Write out the material again exactly, please, and omit the pictures.

"""

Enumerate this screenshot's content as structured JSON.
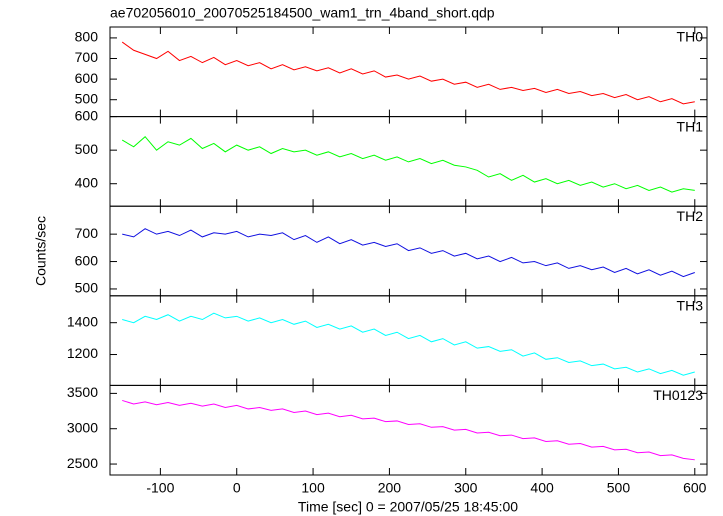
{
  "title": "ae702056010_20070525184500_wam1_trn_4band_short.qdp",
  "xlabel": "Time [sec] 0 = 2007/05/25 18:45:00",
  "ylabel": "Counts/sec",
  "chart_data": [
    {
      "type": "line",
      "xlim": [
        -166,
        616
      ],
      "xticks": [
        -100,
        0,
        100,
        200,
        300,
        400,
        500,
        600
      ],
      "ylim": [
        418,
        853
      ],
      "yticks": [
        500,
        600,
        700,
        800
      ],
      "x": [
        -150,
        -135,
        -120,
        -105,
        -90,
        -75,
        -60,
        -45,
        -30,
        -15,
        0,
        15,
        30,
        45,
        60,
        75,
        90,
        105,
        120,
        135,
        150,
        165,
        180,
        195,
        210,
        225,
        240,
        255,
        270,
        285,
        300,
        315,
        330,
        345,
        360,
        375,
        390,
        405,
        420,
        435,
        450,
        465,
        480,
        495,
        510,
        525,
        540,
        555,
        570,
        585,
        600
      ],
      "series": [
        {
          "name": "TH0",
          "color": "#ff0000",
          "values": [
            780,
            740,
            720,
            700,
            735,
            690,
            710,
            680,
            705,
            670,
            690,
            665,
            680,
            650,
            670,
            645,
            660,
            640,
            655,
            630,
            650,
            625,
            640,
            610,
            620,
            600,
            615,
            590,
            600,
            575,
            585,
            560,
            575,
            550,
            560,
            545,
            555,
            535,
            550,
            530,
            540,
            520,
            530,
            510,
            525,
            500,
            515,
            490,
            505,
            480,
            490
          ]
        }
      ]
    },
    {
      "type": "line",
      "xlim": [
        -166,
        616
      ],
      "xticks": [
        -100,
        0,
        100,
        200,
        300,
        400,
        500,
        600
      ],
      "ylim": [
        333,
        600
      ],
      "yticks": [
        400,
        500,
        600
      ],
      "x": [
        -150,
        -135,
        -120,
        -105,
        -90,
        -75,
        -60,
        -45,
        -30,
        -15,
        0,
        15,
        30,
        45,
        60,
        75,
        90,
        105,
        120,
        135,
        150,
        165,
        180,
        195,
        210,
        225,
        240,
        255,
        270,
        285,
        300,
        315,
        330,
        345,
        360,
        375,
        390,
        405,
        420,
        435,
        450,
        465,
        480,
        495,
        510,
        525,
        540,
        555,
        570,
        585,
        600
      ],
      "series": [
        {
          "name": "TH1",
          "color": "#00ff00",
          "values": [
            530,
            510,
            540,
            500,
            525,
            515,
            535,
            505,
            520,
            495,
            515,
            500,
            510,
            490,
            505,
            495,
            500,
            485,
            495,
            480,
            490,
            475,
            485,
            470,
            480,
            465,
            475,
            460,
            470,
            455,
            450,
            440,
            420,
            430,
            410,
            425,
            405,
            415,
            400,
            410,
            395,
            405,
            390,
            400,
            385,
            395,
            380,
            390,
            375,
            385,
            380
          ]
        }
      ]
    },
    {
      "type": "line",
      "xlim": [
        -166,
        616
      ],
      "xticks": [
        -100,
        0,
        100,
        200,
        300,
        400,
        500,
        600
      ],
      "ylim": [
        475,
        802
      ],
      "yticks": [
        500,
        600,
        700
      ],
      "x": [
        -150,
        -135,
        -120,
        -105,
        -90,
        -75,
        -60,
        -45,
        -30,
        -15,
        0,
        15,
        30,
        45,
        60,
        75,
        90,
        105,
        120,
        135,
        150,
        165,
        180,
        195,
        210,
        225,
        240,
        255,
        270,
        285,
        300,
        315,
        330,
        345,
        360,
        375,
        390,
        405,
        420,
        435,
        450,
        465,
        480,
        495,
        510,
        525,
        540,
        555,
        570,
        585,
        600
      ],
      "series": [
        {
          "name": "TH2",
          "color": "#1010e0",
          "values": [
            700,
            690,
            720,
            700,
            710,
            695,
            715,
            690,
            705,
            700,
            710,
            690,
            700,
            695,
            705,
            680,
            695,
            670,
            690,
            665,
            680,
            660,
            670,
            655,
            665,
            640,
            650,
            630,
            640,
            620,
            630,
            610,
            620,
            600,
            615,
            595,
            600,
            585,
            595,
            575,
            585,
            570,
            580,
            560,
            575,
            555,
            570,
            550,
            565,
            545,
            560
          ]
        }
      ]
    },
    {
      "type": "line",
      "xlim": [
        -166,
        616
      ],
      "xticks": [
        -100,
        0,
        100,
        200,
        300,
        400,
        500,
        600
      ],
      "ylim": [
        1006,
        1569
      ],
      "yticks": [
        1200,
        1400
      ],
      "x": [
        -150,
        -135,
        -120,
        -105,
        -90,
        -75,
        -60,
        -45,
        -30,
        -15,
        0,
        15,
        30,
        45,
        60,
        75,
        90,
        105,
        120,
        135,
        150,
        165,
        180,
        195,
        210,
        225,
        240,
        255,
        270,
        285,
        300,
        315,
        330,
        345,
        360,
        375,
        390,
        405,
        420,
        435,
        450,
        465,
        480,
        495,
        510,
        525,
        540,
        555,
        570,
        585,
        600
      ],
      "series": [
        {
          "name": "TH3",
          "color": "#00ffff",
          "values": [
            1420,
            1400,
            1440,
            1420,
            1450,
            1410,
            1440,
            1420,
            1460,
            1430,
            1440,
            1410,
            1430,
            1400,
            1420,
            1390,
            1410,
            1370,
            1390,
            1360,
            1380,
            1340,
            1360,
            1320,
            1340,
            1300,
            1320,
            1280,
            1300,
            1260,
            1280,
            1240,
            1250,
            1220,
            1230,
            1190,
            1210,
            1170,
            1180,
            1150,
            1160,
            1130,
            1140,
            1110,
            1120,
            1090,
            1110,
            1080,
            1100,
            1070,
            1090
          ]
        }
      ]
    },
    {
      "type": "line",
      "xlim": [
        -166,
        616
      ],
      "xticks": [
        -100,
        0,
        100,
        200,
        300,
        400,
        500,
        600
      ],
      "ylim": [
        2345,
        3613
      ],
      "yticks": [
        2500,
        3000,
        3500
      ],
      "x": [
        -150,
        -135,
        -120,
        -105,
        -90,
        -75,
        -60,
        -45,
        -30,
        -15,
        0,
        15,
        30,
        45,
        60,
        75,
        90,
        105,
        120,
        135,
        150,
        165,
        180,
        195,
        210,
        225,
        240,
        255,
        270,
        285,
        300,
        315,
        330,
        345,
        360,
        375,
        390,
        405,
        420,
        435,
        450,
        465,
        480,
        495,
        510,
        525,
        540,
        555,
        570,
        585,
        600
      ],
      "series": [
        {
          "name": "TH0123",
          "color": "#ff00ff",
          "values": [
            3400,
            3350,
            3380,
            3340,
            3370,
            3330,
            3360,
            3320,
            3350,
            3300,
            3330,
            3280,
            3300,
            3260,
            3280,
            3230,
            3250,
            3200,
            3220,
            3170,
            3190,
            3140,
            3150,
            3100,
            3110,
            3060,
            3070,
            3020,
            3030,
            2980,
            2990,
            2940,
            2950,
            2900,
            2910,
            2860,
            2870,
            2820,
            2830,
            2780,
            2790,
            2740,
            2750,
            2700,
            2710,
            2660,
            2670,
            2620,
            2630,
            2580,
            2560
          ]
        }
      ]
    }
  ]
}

"""

__WRITTEN RESPONSE__:
Enumerate this screenshot's content as structured JSON.
{
  "title": "ae702056010_20070525184500_wam1_trn_4band_short.qdp",
  "xlabel": "Time [sec] 0 = 2007/05/25 18:45:00",
  "ylabel": "Counts/sec",
  "chart_data": [
    {
      "type": "line",
      "xlim": [
        -166,
        616
      ],
      "xticks": [
        -100,
        0,
        100,
        200,
        300,
        400,
        500,
        600
      ],
      "ylim": [
        418,
        853
      ],
      "yticks": [
        500,
        600,
        700,
        800
      ],
      "x": [
        -150,
        -135,
        -120,
        -105,
        -90,
        -75,
        -60,
        -45,
        -30,
        -15,
        0,
        15,
        30,
        45,
        60,
        75,
        90,
        105,
        120,
        135,
        150,
        165,
        180,
        195,
        210,
        225,
        240,
        255,
        270,
        285,
        300,
        315,
        330,
        345,
        360,
        375,
        390,
        405,
        420,
        435,
        450,
        465,
        480,
        495,
        510,
        525,
        540,
        555,
        570,
        585,
        600
      ],
      "series": [
        {
          "name": "TH0",
          "color": "#ff0000",
          "values": [
            780,
            740,
            720,
            700,
            735,
            690,
            710,
            680,
            705,
            670,
            690,
            665,
            680,
            650,
            670,
            645,
            660,
            640,
            655,
            630,
            650,
            625,
            640,
            610,
            620,
            600,
            615,
            590,
            600,
            575,
            585,
            560,
            575,
            550,
            560,
            545,
            555,
            535,
            550,
            530,
            540,
            520,
            530,
            510,
            525,
            500,
            515,
            490,
            505,
            480,
            490
          ]
        }
      ]
    },
    {
      "type": "line",
      "xlim": [
        -166,
        616
      ],
      "xticks": [
        -100,
        0,
        100,
        200,
        300,
        400,
        500,
        600
      ],
      "ylim": [
        333,
        600
      ],
      "yticks": [
        400,
        500,
        600
      ],
      "x": [
        -150,
        -135,
        -120,
        -105,
        -90,
        -75,
        -60,
        -45,
        -30,
        -15,
        0,
        15,
        30,
        45,
        60,
        75,
        90,
        105,
        120,
        135,
        150,
        165,
        180,
        195,
        210,
        225,
        240,
        255,
        270,
        285,
        300,
        315,
        330,
        345,
        360,
        375,
        390,
        405,
        420,
        435,
        450,
        465,
        480,
        495,
        510,
        525,
        540,
        555,
        570,
        585,
        600
      ],
      "series": [
        {
          "name": "TH1",
          "color": "#00ff00",
          "values": [
            530,
            510,
            540,
            500,
            525,
            515,
            535,
            505,
            520,
            495,
            515,
            500,
            510,
            490,
            505,
            495,
            500,
            485,
            495,
            480,
            490,
            475,
            485,
            470,
            480,
            465,
            475,
            460,
            470,
            455,
            450,
            440,
            420,
            430,
            410,
            425,
            405,
            415,
            400,
            410,
            395,
            405,
            390,
            400,
            385,
            395,
            380,
            390,
            375,
            385,
            380
          ]
        }
      ]
    },
    {
      "type": "line",
      "xlim": [
        -166,
        616
      ],
      "xticks": [
        -100,
        0,
        100,
        200,
        300,
        400,
        500,
        600
      ],
      "ylim": [
        475,
        802
      ],
      "yticks": [
        500,
        600,
        700
      ],
      "x": [
        -150,
        -135,
        -120,
        -105,
        -90,
        -75,
        -60,
        -45,
        -30,
        -15,
        0,
        15,
        30,
        45,
        60,
        75,
        90,
        105,
        120,
        135,
        150,
        165,
        180,
        195,
        210,
        225,
        240,
        255,
        270,
        285,
        300,
        315,
        330,
        345,
        360,
        375,
        390,
        405,
        420,
        435,
        450,
        465,
        480,
        495,
        510,
        525,
        540,
        555,
        570,
        585,
        600
      ],
      "series": [
        {
          "name": "TH2",
          "color": "#1010e0",
          "values": [
            700,
            690,
            720,
            700,
            710,
            695,
            715,
            690,
            705,
            700,
            710,
            690,
            700,
            695,
            705,
            680,
            695,
            670,
            690,
            665,
            680,
            660,
            670,
            655,
            665,
            640,
            650,
            630,
            640,
            620,
            630,
            610,
            620,
            600,
            615,
            595,
            600,
            585,
            595,
            575,
            585,
            570,
            580,
            560,
            575,
            555,
            570,
            550,
            565,
            545,
            560
          ]
        }
      ]
    },
    {
      "type": "line",
      "xlim": [
        -166,
        616
      ],
      "xticks": [
        -100,
        0,
        100,
        200,
        300,
        400,
        500,
        600
      ],
      "ylim": [
        1006,
        1569
      ],
      "yticks": [
        1200,
        1400
      ],
      "x": [
        -150,
        -135,
        -120,
        -105,
        -90,
        -75,
        -60,
        -45,
        -30,
        -15,
        0,
        15,
        30,
        45,
        60,
        75,
        90,
        105,
        120,
        135,
        150,
        165,
        180,
        195,
        210,
        225,
        240,
        255,
        270,
        285,
        300,
        315,
        330,
        345,
        360,
        375,
        390,
        405,
        420,
        435,
        450,
        465,
        480,
        495,
        510,
        525,
        540,
        555,
        570,
        585,
        600
      ],
      "series": [
        {
          "name": "TH3",
          "color": "#00ffff",
          "values": [
            1420,
            1400,
            1440,
            1420,
            1450,
            1410,
            1440,
            1420,
            1460,
            1430,
            1440,
            1410,
            1430,
            1400,
            1420,
            1390,
            1410,
            1370,
            1390,
            1360,
            1380,
            1340,
            1360,
            1320,
            1340,
            1300,
            1320,
            1280,
            1300,
            1260,
            1280,
            1240,
            1250,
            1220,
            1230,
            1190,
            1210,
            1170,
            1180,
            1150,
            1160,
            1130,
            1140,
            1110,
            1120,
            1090,
            1110,
            1080,
            1100,
            1070,
            1090
          ]
        }
      ]
    },
    {
      "type": "line",
      "xlim": [
        -166,
        616
      ],
      "xticks": [
        -100,
        0,
        100,
        200,
        300,
        400,
        500,
        600
      ],
      "ylim": [
        2345,
        3613
      ],
      "yticks": [
        2500,
        3000,
        3500
      ],
      "x": [
        -150,
        -135,
        -120,
        -105,
        -90,
        -75,
        -60,
        -45,
        -30,
        -15,
        0,
        15,
        30,
        45,
        60,
        75,
        90,
        105,
        120,
        135,
        150,
        165,
        180,
        195,
        210,
        225,
        240,
        255,
        270,
        285,
        300,
        315,
        330,
        345,
        360,
        375,
        390,
        405,
        420,
        435,
        450,
        465,
        480,
        495,
        510,
        525,
        540,
        555,
        570,
        585,
        600
      ],
      "series": [
        {
          "name": "TH0123",
          "color": "#ff00ff",
          "values": [
            3400,
            3350,
            3380,
            3340,
            3370,
            3330,
            3360,
            3320,
            3350,
            3300,
            3330,
            3280,
            3300,
            3260,
            3280,
            3230,
            3250,
            3200,
            3220,
            3170,
            3190,
            3140,
            3150,
            3100,
            3110,
            3060,
            3070,
            3020,
            3030,
            2980,
            2990,
            2940,
            2950,
            2900,
            2910,
            2860,
            2870,
            2820,
            2830,
            2780,
            2790,
            2740,
            2750,
            2700,
            2710,
            2660,
            2670,
            2620,
            2630,
            2580,
            2560
          ]
        }
      ]
    }
  ]
}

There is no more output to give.